The reply should reproduce every line of the data below word for word, minus any images.

____

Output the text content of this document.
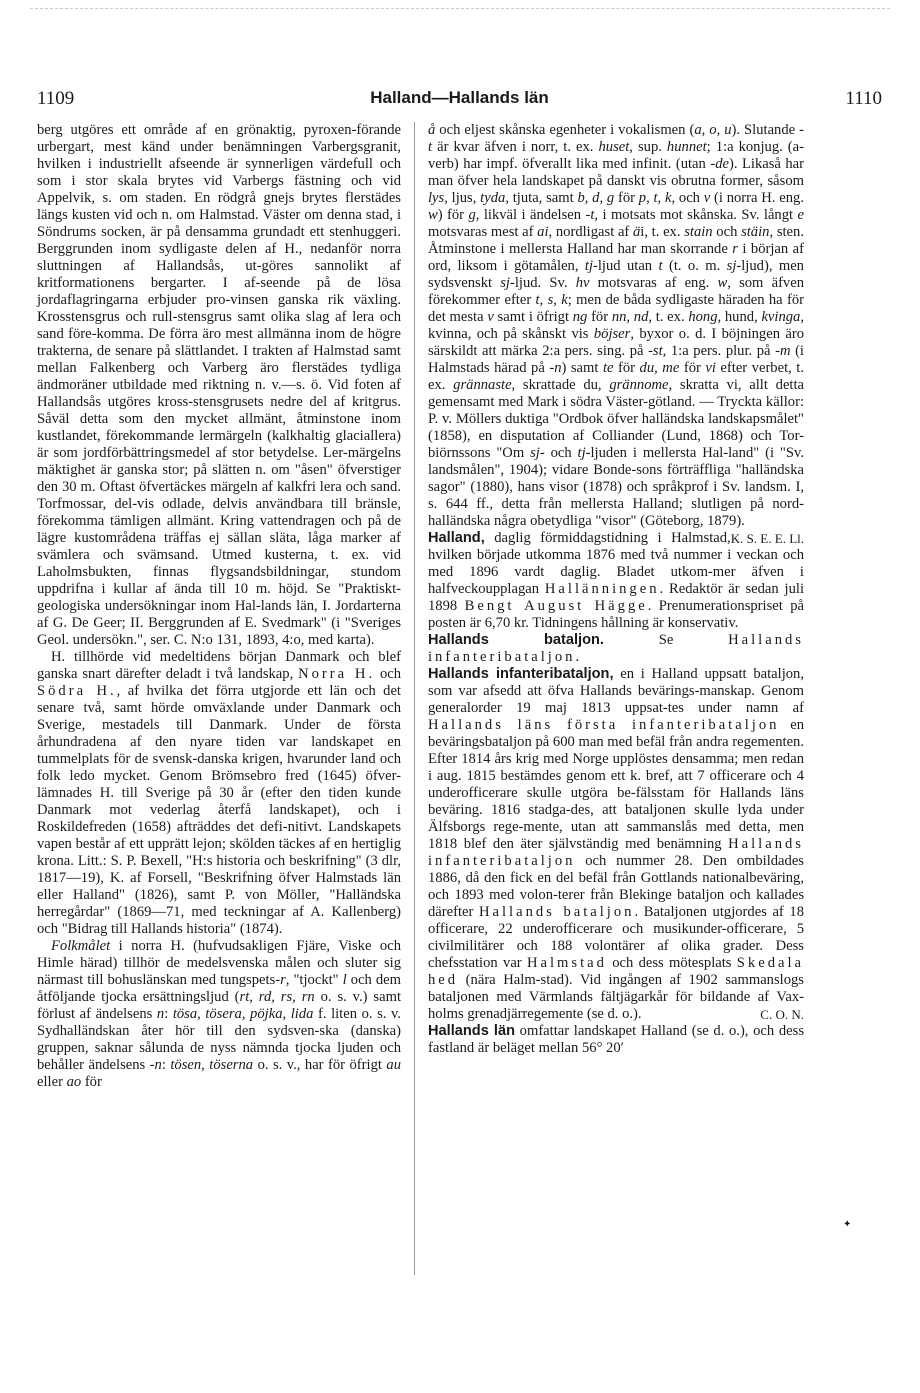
1109	Halland—Hallands län	1110

berg utgöres ett område af en grönaktig, pyroxen-förande urbergart, mest känd under benämningen Varbergsgranit, hvilken i industriellt afseende är synnerligen värdefull och som i stor skala brytes vid Varbergs fästning och vid Appelvik, s. om staden. En rödgrå gnejs brytes flerstädes längs kusten vid och n. om Halmstad. Väster om denna stad, i Söndrums socken, är på densamma grundadt ett stenhuggeri. Berggrunden inom sydligaste delen af H., nedanför norra sluttningen af Hallandsås, ut-göres sannolikt af kritformationens bergarter. I af-seende på de lösa jordaflagringarna erbjuder pro-vinsen ganska rik växling. Krosstensgrus och rull-stensgrus samt olika slag af lera och sand före-komma. De förra äro mest allmänna inom de högre trakterna, de senare på slättlandet. I trakten af Halmstad samt mellan Falkenberg och Varberg äro flerstädes tydliga ändmoräner utbildade med riktning n. v.—s. ö. Vid foten af Hallandsås utgöres kross-stensgrusets nedre del af kritgrus. Såväl detta som den mycket allmänt, åtminstone inom kustlandet, förekommande lermärgeln (kalkhaltig glaciallera) är som jordförbättringsmedel af stor betydelse. Ler-märgelns mäktighet är ganska stor; på slätten n. om "åsen" öfverstiger den 30 m. Oftast öfvertäckes märgeln af kalkfri lera och sand. Torfmossar, del-vis odlade, delvis användbara till bränsle, förekomma tämligen allmänt. Kring vattendragen och på de lägre kustområdena träffas ej sällan släta, låga marker af svämlera och svämsand. Utmed kusterna, t. ex. vid Laholmsbukten, finnas flygsandsbildningar, stundom uppdrifna i kullar af ända till 10 m. höjd. Se "Praktiskt-geologiska undersökningar inom Hal-lands län, I. Jordarterna af G. De Geer; II. Berggrunden af E. Svedmark" (i "Sveriges Geol. undersökn.", ser. C. N:o 131, 1893, 4:o, med karta).

H. tillhörde vid medeltidens början Danmark och blef ganska snart därefter deladt i två landskap, Norra H. och Södra H., af hvilka det förra utgjorde ett län och det senare två, samt hörde omväxlande under Danmark och Sverige, mestadels till Danmark. Under de första århundradena af den nyare tiden var landskapet en tummelplats för de svensk-danska krigen, hvarunder land och folk ledo mycket. Genom Brömsebro fred (1645) öfver-lämnades H. till Sverige på 30 år (efter den tiden kunde Danmark mot vederlag återfå landskapet), och i Roskildefreden (1658) afträddes det defi-nitivt. Landskapets vapen består af ett upprätt lejon; skölden täckes af en hertiglig krona. Litt.: S. P. Bexell, "H:s historia och beskrifning" (3 dlr, 1817—19), K. af Forsell, "Beskrifning öfver Halmstads län eller Halland" (1826), samt P. von Möller, "Halländska herregårdar" (1869—71, med teckningar af A. Kallenberg) och "Bidrag till Hallands historia" (1874).

Folkmålet i norra H. (hufvudsakligen Fjäre, Viske och Himle härad) tillhör de medelsvenska målen och sluter sig närmast till bohuslänskan med tungspets-r, "tjockt" l och dem åtföljande tjocka ersättningsljud (rt, rd, rs, rn o. s. v.) samt förlust af ändelsens n: tösa, tösera, pöjka, lida f. liten o. s. v. Sydhalländskan åter hör till den sydsven-ska (danska) gruppen, saknar sålunda de nyss nämnda tjocka ljuden och behåller ändelsens -n: tösen, töserna o. s. v., har för öfrigt au eller ao för

å och eljest skånska egenheter i vokalismen (a, o, u). Slutande -t är kvar äfven i norr, t. ex. huset, sup. hunnet; 1:a konjug. (a-verb) har impf. öfverallt lika med infinit. (utan -de). Likaså har man öfver hela landskapet på danskt vis obrutna former, såsom lys, ljus, tyda, tjuta, samt b, d, g för p, t, k, och v (i norra H. eng. w) för g, likväl i ändelsen -t, i motsats mot skånska. Sv. långt e motsvaras mest af ai, nordligast af äi, t. ex. stain och stäin, sten. Åtminstone i mellersta Halland har man skorrande r i början af ord, liksom i götamålen, tj-ljud utan t (t. o. m. sj-ljud), men sydsvenskt sj-ljud. Sv. hv motsvaras af eng. w, som äfven förekommer efter t, s, k; men de båda sydligaste häraden ha för det mesta v samt i öfrigt ng för nn, nd, t. ex. hong, hund, kvinga, kvinna, och på skånskt vis böjser, byxor o. d. I böjningen äro särskildt att märka 2:a pers. sing. på -st, 1:a pers. plur. på -m (i Halmstads härad på -n) samt te för du, me för vi efter verbet, t. ex. grännaste, skrattade du, grännome, skratta vi, allt detta gemensamt med Mark i södra Väster-götland. — Tryckta källor: P. v. Möllers duktiga "Ordbok öfver halländska landskapsmålet" (1858), en disputation af Colliander (Lund, 1868) och Tor-biörnssons "Om sj- och tj-ljuden i mellersta Hal-land" (i "Sv. landsmålen", 1904); vidare Bonde-sons förträffliga "halländska sagor" (1880), hans visor (1878) och språkprof i Sv. landsm. I, s. 644 ff., detta från mellersta Halland; slutligen på nord-halländska några obetydliga "visor" (Göteborg, 1879).
K. S. E. E. Ll.

Halland, daglig förmiddagstidning i Halmstad, hvilken började utkomma 1876 med två nummer i veckan och med 1896 vardt daglig. Bladet utkom-mer äfven i halfveckoupplagan Hallänningen. Redaktör är sedan juli 1898 Bengt August Hägge. Prenumerationspriset på posten är 6,70 kr. Tidningens hållning är konservativ.

Hallands bataljon. Se Hallands infanteribataljon.

Hallands infanteribataljon, en i Halland uppsatt bataljon, som var afsedd att öfva Hallands bevärings-manskap. Genom generalorder 19 maj 1813 uppsat-tes under namn af Hallands läns första infanteribataljon en beväringsbataljon på 600 man med befäl från andra regementen. Efter 1814 års krig med Norge upplöstes densamma; men redan i aug. 1815 bestämdes genom ett k. bref, att 7 officerare och 4 underofficerare skulle utgöra be-fälsstam för Hallands läns beväring. 1816 stadga-des, att bataljonen skulle lyda under Älfsborgs rege-mente, utan att sammanslås med detta, men 1818 blef den äter självständig med benämning Hallands infanteribataljon och nummer 28. Den ombildades 1886, då den fick en del befäl från Gottlands nationalbeväring, och 1893 med volon-terer från Blekinge bataljon och kallades därefter Hallands bataljon. Bataljonen utgjordes af 18 officerare, 22 underofficerare och musikunder-officerare, 5 civilmilitärer och 188 volontärer af olika grader. Dess chefsstation var Halmstad och dess mötesplats Skedala hed (nära Halm-stad). Vid ingången af 1902 sammanslogs bataljonen med Värmlands fältjägarkår för bildande af Vax-holms grenadjärregemente (se d. o.).	C. O. N.

Hallands län omfattar landskapet Halland (se d. o.), och dess fastland är beläget mellan 56° 20′

✦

____

Answer box:
Output the text content of this document.
1109	Halland—Hallands län	1110

berg utgöres ett område af en grönaktig, pyroxen-förande urbergart, mest känd under benämningen Varbergsgranit, hvilken i industriellt afseende är synnerligen värdefull och som i stor skala brytes vid Varbergs fästning och vid Appelvik, s. om staden. En rödgrå gnejs brytes flerstädes längs kusten vid och n. om Halmstad. Väster om denna stad, i Söndrums socken, är på densamma grundadt ett stenhuggeri. Berggrunden inom sydligaste delen af H., nedanför norra sluttningen af Hallandsås, ut-göres sannolikt af kritformationens bergarter. I af-seende på de lösa jordaflagringarna erbjuder pro-vinsen ganska rik växling. Krosstensgrus och rull-stensgrus samt olika slag af lera och sand före-komma. De förra äro mest allmänna inom de högre trakterna, de senare på slättlandet. I trakten af Halmstad samt mellan Falkenberg och Varberg äro flerstädes tydliga ändmoräner utbildade med riktning n. v.—s. ö. Vid foten af Hallandsås utgöres kross-stensgrusets nedre del af kritgrus. Såväl detta som den mycket allmänt, åtminstone inom kustlandet, förekommande lermärgeln (kalkhaltig glaciallera) är som jordförbättringsmedel af stor betydelse. Ler-märgelns mäktighet är ganska stor; på slätten n. om "åsen" öfverstiger den 30 m. Oftast öfvertäckes märgeln af kalkfri lera och sand. Torfmossar, del-vis odlade, delvis användbara till bränsle, förekomma tämligen allmänt. Kring vattendragen och på de lägre kustområdena träffas ej sällan släta, låga marker af svämlera och svämsand. Utmed kusterna, t. ex. vid Laholmsbukten, finnas flygsandsbildningar, stundom uppdrifna i kullar af ända till 10 m. höjd. Se "Praktiskt-geologiska undersökningar inom Hal-lands län, I. Jordarterna af G. De Geer; II. Berggrunden af E. Svedmark" (i "Sveriges Geol. undersökn.", ser. C. N:o 131, 1893, 4:o, med karta).

H. tillhörde vid medeltidens början Danmark och blef ganska snart därefter deladt i två landskap, Norra H. och Södra H., af hvilka det förra utgjorde ett län och det senare två, samt hörde omväxlande under Danmark och Sverige, mestadels till Danmark. Under de första århundradena af den nyare tiden var landskapet en tummelplats för de svensk-danska krigen, hvarunder land och folk ledo mycket. Genom Brömsebro fred (1645) öfver-lämnades H. till Sverige på 30 år (efter den tiden kunde Danmark mot vederlag återfå landskapet), och i Roskildefreden (1658) afträddes det defi-nitivt. Landskapets vapen består af ett upprätt lejon; skölden täckes af en hertiglig krona. Litt.: S. P. Bexell, "H:s historia och beskrifning" (3 dlr, 1817—19), K. af Forsell, "Beskrifning öfver Halmstads län eller Halland" (1826), samt P. von Möller, "Halländska herregårdar" (1869—71, med teckningar af A. Kallenberg) och "Bidrag till Hallands historia" (1874).

Folkmålet i norra H. (hufvudsakligen Fjäre, Viske och Himle härad) tillhör de medelsvenska målen och sluter sig närmast till bohuslänskan med tungspets-r, "tjockt" l och dem åtföljande tjocka ersättningsljud (rt, rd, rs, rn o. s. v.) samt förlust af ändelsens n: tösa, tösera, pöjka, lida f. liten o. s. v. Sydhalländskan åter hör till den sydsven-ska (danska) gruppen, saknar sålunda de nyss nämnda tjocka ljuden och behåller ändelsens -n: tösen, töserna o. s. v., har för öfrigt au eller ao för

å och eljest skånska egenheter i vokalismen (a, o, u). Slutande -t är kvar äfven i norr, t. ex. huset, sup. hunnet; 1:a konjug. (a-verb) har impf. öfverallt lika med infinit. (utan -de). Likaså har man öfver hela landskapet på danskt vis obrutna former, såsom lys, ljus, tyda, tjuta, samt b, d, g för p, t, k, och v (i norra H. eng. w) för g, likväl i ändelsen -t, i motsats mot skånska. Sv. långt e motsvaras mest af ai, nordligast af äi, t. ex. stain och stäin, sten. Åtminstone i mellersta Halland har man skorrande r i början af ord, liksom i götamålen, tj-ljud utan t (t. o. m. sj-ljud), men sydsvenskt sj-ljud. Sv. hv motsvaras af eng. w, som äfven förekommer efter t, s, k; men de båda sydligaste häraden ha för det mesta v samt i öfrigt ng för nn, nd, t. ex. hong, hund, kvinga, kvinna, och på skånskt vis böjser, byxor o. d. I böjningen äro särskildt att märka 2:a pers. sing. på -st, 1:a pers. plur. på -m (i Halmstads härad på -n) samt te för du, me för vi efter verbet, t. ex. grännaste, skrattade du, grännome, skratta vi, allt detta gemensamt med Mark i södra Väster-götland. — Tryckta källor: P. v. Möllers duktiga "Ordbok öfver halländska landskapsmålet" (1858), en disputation af Colliander (Lund, 1868) och Tor-biörnssons "Om sj- och tj-ljuden i mellersta Hal-land" (i "Sv. landsmålen", 1904); vidare Bonde-sons förträffliga "halländska sagor" (1880), hans visor (1878) och språkprof i Sv. landsm. I, s. 644 ff., detta från mellersta Halland; slutligen på nord-halländska några obetydliga "visor" (Göteborg, 1879).
K. S. E. E. Ll.

Halland, daglig förmiddagstidning i Halmstad, hvilken började utkomma 1876 med två nummer i veckan och med 1896 vardt daglig. Bladet utkom-mer äfven i halfveckoupplagan Hallänningen. Redaktör är sedan juli 1898 Bengt August Hägge. Prenumerationspriset på posten är 6,70 kr. Tidningens hållning är konservativ.

Hallands bataljon. Se Hallands infanteribataljon.

Hallands infanteribataljon, en i Halland uppsatt bataljon, som var afsedd att öfva Hallands bevärings-manskap. Genom generalorder 19 maj 1813 uppsat-tes under namn af Hallands läns första infanteribataljon en beväringsbataljon på 600 man med befäl från andra regementen. Efter 1814 års krig med Norge upplöstes densamma; men redan i aug. 1815 bestämdes genom ett k. bref, att 7 officerare och 4 underofficerare skulle utgöra be-fälsstam för Hallands läns beväring. 1816 stadga-des, att bataljonen skulle lyda under Älfsborgs rege-mente, utan att sammanslås med detta, men 1818 blef den äter självständig med benämning Hallands infanteribataljon och nummer 28. Den ombildades 1886, då den fick en del befäl från Gottlands nationalbeväring, och 1893 med volon-terer från Blekinge bataljon och kallades därefter Hallands bataljon. Bataljonen utgjordes af 18 officerare, 22 underofficerare och musikunder-officerare, 5 civilmilitärer och 188 volontärer af olika grader. Dess chefsstation var Halmstad och dess mötesplats Skedala hed (nära Halm-stad). Vid ingången af 1902 sammanslogs bataljonen med Värmlands fältjägarkår för bildande af Vax-holms grenadjärregemente (se d. o.).	C. O. N.

Hallands län omfattar landskapet Halland (se d. o.), och dess fastland är beläget mellan 56° 20′

✦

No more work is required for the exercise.